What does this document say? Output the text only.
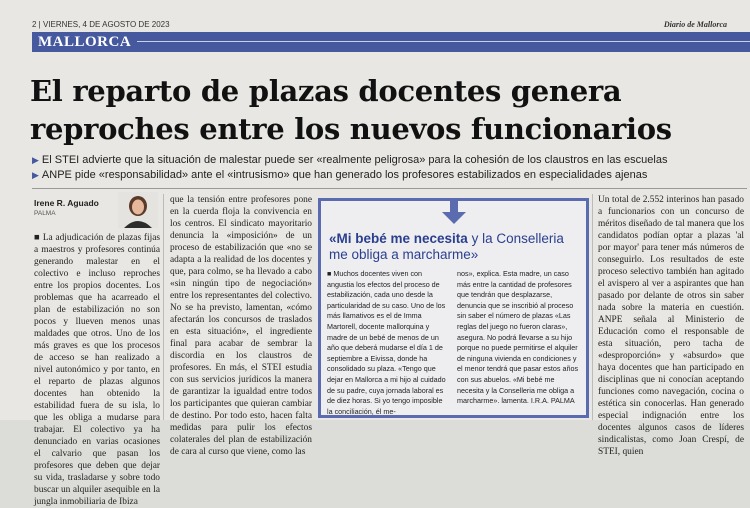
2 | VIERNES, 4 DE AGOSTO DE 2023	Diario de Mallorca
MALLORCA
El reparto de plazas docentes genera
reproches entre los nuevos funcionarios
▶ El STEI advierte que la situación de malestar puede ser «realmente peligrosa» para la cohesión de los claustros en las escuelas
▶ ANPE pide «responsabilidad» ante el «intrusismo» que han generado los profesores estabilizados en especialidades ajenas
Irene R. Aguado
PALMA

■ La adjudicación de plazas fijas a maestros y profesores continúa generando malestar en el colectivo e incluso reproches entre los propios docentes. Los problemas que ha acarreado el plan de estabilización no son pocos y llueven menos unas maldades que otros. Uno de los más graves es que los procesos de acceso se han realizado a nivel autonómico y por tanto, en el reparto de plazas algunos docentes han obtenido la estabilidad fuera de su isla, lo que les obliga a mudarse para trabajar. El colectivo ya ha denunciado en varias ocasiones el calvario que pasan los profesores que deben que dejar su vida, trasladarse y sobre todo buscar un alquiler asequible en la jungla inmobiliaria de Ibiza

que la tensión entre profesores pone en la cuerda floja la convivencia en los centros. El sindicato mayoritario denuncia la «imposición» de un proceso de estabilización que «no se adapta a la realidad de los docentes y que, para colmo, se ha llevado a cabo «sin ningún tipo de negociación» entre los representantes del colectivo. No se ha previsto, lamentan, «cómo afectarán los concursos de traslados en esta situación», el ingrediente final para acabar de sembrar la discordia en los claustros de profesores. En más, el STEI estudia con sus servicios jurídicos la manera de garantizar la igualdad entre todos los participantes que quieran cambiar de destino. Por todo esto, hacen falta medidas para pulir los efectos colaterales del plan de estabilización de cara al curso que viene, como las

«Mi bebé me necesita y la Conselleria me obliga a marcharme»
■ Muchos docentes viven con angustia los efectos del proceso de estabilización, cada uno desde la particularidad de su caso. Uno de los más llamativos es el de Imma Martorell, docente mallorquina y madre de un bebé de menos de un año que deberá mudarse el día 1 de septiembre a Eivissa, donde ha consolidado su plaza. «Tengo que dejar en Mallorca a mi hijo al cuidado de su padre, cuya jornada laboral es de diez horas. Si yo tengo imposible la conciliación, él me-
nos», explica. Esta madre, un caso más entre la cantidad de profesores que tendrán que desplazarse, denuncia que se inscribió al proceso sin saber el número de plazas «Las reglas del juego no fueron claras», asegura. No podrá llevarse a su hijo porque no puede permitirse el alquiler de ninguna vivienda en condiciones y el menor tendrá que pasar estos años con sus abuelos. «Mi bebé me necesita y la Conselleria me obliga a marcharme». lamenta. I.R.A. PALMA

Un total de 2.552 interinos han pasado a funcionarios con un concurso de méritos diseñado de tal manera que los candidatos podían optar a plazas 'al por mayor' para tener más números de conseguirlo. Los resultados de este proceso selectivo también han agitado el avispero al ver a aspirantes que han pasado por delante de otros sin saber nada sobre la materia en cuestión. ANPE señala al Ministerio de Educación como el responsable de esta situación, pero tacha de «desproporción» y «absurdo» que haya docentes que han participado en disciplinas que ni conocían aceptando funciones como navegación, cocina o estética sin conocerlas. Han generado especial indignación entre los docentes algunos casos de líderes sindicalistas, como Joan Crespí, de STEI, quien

※

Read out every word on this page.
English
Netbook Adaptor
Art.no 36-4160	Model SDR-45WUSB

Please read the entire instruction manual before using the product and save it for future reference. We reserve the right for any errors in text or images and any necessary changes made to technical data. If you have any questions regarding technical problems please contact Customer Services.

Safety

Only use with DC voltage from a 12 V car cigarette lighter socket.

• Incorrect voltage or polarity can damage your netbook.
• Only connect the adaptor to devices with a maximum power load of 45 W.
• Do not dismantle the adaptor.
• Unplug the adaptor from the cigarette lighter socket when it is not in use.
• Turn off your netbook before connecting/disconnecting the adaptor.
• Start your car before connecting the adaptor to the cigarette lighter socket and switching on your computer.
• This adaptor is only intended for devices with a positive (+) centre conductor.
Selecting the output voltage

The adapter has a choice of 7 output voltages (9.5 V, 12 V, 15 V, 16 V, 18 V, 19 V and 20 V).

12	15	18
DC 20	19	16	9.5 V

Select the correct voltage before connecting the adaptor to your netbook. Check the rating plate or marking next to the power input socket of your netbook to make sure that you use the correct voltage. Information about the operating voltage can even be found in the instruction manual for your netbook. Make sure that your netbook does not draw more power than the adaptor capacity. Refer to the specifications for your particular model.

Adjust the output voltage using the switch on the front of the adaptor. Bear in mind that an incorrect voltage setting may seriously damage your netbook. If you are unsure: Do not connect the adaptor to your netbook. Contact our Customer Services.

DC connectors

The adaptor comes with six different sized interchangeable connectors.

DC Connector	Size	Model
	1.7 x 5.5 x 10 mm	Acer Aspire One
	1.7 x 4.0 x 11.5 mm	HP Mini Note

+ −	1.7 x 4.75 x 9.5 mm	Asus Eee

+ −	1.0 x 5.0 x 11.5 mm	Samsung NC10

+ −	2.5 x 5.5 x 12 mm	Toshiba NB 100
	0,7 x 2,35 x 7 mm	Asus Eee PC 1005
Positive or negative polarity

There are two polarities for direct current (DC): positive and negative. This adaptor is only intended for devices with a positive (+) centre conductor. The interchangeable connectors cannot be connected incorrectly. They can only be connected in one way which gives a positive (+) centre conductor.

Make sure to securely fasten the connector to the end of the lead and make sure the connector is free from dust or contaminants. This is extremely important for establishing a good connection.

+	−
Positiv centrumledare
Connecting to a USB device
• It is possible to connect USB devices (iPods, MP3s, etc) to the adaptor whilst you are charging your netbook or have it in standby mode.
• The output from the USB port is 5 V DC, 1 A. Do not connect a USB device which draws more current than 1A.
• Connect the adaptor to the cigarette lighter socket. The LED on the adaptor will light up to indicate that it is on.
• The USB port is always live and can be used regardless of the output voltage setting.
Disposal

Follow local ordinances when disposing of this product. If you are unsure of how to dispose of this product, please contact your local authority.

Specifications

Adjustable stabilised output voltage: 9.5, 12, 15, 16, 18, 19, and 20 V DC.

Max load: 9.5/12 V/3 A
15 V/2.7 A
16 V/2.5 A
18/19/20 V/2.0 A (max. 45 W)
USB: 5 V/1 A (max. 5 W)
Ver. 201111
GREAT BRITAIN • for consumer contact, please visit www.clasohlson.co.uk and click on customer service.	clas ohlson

※

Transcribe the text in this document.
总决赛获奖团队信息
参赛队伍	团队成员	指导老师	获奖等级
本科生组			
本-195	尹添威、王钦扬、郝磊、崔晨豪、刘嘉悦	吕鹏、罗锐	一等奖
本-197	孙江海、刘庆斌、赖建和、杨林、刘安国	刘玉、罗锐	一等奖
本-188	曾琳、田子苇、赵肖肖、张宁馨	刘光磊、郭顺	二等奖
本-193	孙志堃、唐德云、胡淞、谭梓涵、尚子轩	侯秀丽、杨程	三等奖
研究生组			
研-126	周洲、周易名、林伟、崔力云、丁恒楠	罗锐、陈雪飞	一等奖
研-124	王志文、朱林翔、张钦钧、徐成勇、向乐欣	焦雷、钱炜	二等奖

※

_The exercise:_ Which lines of the data above contain "connectors"? Copy each one.

_Final result:_
DC connectors
The adaptor comes with six different sized interchangeable connectors.
There are two polarities for direct current (DC): positive and negative. This adaptor is only intended for devices with a positive (+) centre conductor. The interchangeable connectors cannot be connected incorrectly. They can only be connected in one way which gives a positive (+) centre conductor.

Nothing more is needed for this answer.